-- Exercise description --
Wherever the word "screenshot" appears in a line, copy that line.

-- Supplied records --
━━━━━━━━━━━━━━━━━━━━

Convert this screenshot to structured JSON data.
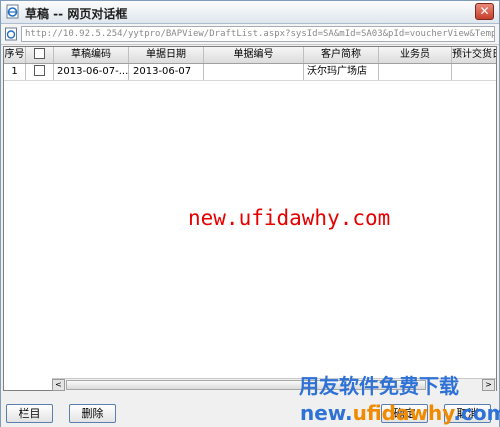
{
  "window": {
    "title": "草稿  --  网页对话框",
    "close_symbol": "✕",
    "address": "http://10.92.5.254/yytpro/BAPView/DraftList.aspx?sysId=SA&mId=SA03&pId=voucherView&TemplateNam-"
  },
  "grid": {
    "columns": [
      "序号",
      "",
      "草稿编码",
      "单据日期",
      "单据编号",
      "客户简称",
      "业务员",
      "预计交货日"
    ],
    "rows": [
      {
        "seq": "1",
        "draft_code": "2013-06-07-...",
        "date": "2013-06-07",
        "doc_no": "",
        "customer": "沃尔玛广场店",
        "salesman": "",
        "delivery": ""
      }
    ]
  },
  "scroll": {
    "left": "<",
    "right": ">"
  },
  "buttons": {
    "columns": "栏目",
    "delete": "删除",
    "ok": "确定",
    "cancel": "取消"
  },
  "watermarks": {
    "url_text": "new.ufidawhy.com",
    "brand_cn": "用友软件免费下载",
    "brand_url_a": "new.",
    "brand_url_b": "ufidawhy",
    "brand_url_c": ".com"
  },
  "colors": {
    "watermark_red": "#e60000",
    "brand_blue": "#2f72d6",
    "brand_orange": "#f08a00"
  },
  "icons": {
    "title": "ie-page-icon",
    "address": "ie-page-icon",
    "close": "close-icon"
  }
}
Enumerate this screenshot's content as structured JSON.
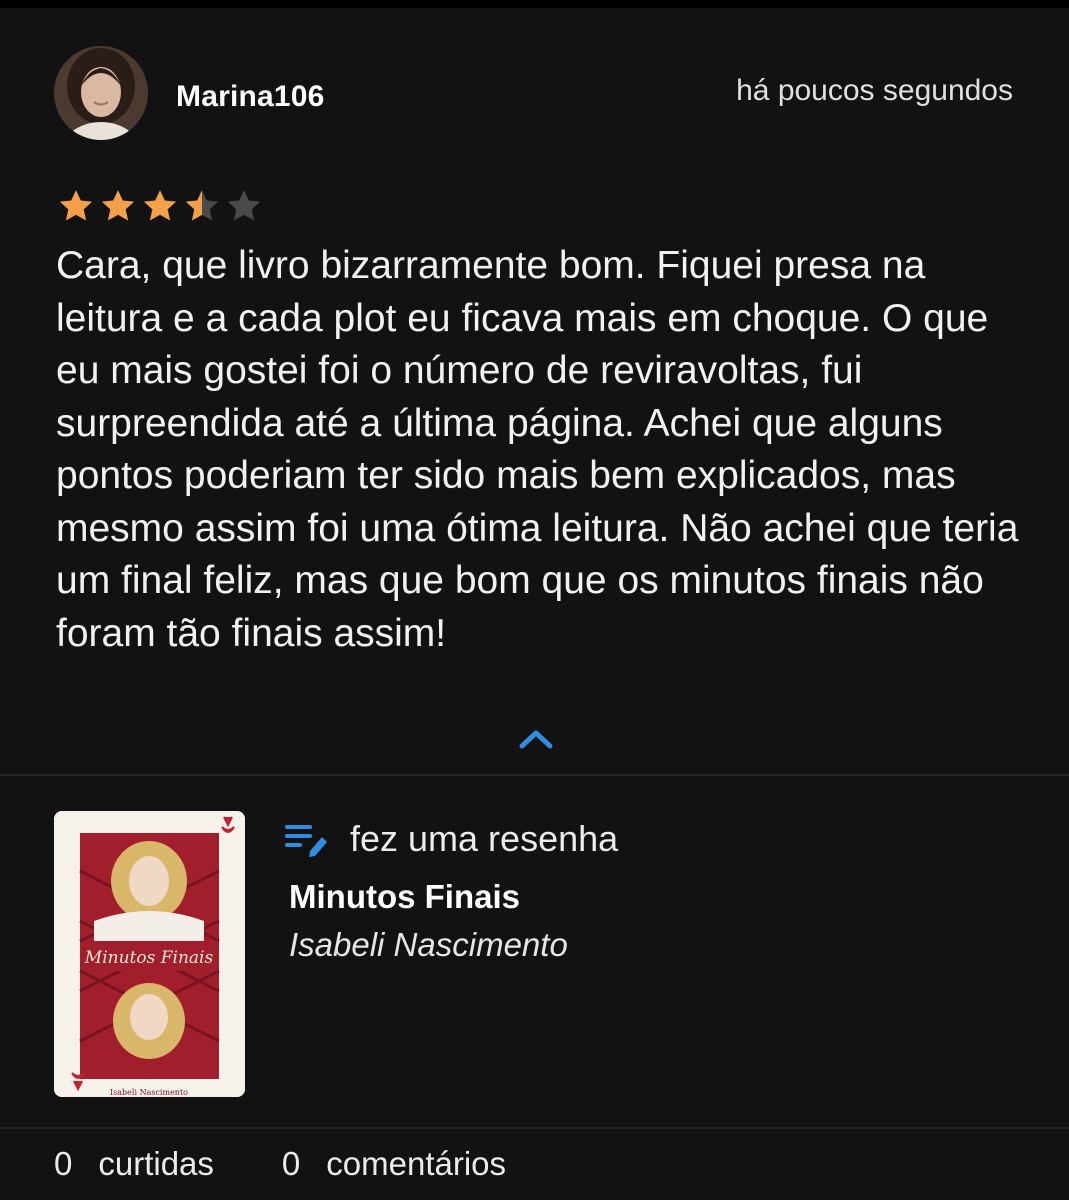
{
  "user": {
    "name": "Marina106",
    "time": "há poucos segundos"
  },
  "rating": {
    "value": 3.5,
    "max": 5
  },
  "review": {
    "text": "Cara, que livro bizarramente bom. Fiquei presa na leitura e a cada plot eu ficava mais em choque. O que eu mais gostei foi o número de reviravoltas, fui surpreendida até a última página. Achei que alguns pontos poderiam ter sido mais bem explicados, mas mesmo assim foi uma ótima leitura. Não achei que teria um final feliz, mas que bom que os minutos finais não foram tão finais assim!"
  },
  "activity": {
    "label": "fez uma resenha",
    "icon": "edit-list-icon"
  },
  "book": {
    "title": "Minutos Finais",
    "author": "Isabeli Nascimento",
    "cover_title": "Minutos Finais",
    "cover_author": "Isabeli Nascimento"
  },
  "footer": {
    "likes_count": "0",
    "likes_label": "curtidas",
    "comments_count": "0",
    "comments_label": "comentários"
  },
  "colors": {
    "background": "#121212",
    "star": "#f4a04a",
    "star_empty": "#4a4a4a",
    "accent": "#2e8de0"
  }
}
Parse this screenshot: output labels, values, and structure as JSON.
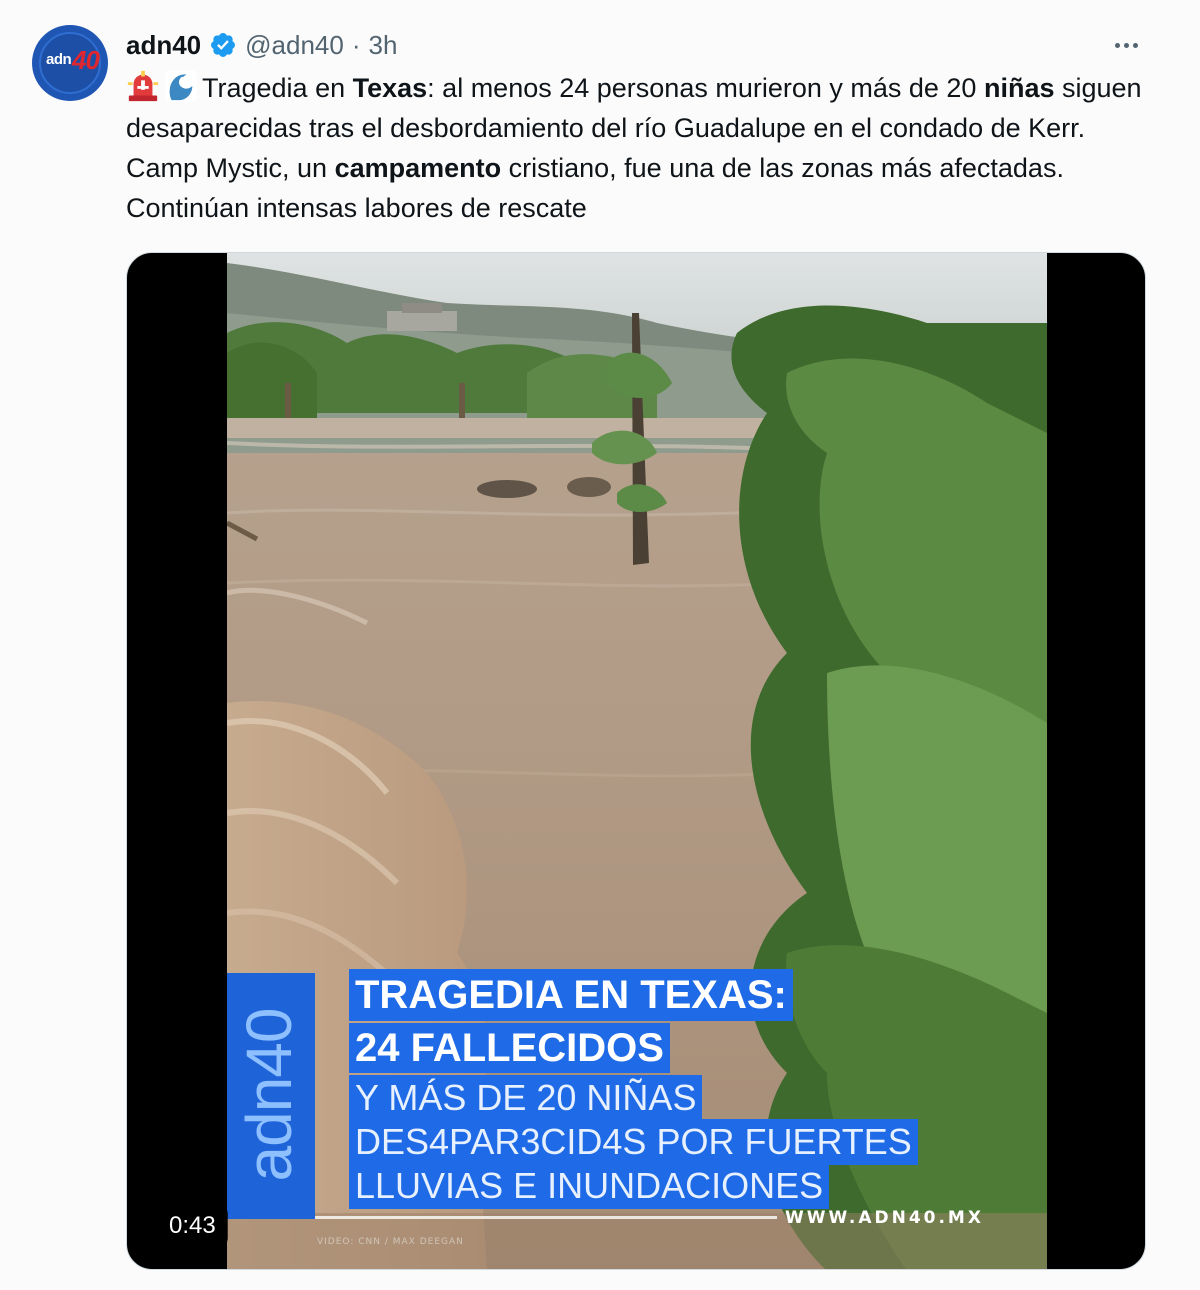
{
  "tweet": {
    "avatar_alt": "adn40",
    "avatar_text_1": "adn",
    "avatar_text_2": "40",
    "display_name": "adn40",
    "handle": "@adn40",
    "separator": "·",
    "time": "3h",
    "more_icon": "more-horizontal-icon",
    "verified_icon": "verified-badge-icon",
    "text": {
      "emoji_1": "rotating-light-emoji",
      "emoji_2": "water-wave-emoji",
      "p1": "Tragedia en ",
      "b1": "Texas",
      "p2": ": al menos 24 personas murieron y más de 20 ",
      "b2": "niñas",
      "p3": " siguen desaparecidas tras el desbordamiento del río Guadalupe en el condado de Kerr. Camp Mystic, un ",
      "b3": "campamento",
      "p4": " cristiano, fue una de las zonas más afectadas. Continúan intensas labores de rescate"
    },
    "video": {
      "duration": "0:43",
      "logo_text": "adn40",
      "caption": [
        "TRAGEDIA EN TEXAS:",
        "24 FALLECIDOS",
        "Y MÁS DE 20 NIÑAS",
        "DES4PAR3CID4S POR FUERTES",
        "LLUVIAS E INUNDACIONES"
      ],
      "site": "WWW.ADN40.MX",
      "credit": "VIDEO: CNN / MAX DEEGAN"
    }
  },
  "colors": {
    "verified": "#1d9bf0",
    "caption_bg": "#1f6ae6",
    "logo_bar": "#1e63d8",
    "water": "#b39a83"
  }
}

━━━━━━━━━━━━━━━━━━━━

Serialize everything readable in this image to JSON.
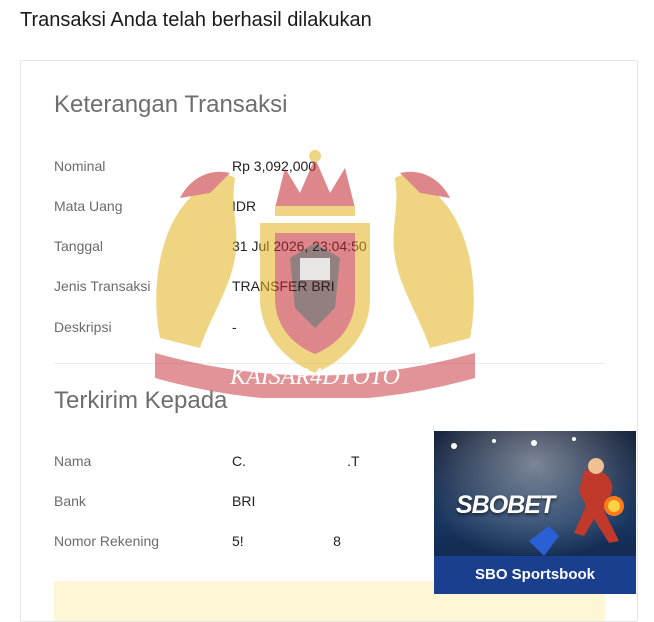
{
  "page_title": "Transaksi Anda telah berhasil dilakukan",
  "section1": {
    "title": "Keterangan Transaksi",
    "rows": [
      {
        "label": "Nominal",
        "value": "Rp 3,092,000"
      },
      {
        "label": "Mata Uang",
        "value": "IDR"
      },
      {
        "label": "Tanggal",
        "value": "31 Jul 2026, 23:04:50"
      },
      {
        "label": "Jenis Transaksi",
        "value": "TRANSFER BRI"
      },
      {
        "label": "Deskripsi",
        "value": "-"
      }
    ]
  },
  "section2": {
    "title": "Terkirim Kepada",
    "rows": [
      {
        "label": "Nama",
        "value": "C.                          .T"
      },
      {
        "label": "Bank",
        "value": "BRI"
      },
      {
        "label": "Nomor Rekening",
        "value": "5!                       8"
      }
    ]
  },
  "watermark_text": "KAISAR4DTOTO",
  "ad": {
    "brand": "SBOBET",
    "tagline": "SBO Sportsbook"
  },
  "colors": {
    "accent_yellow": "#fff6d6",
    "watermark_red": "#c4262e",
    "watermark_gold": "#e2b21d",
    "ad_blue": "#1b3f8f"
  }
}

━━━━━━━━━━━━━━━━━━━━

-- Task output --
Convert this screenshot to structured JSON data.
Enumerate this screenshot's content as structured JSON.
Parse this screenshot: output labels, values, and structure as JSON.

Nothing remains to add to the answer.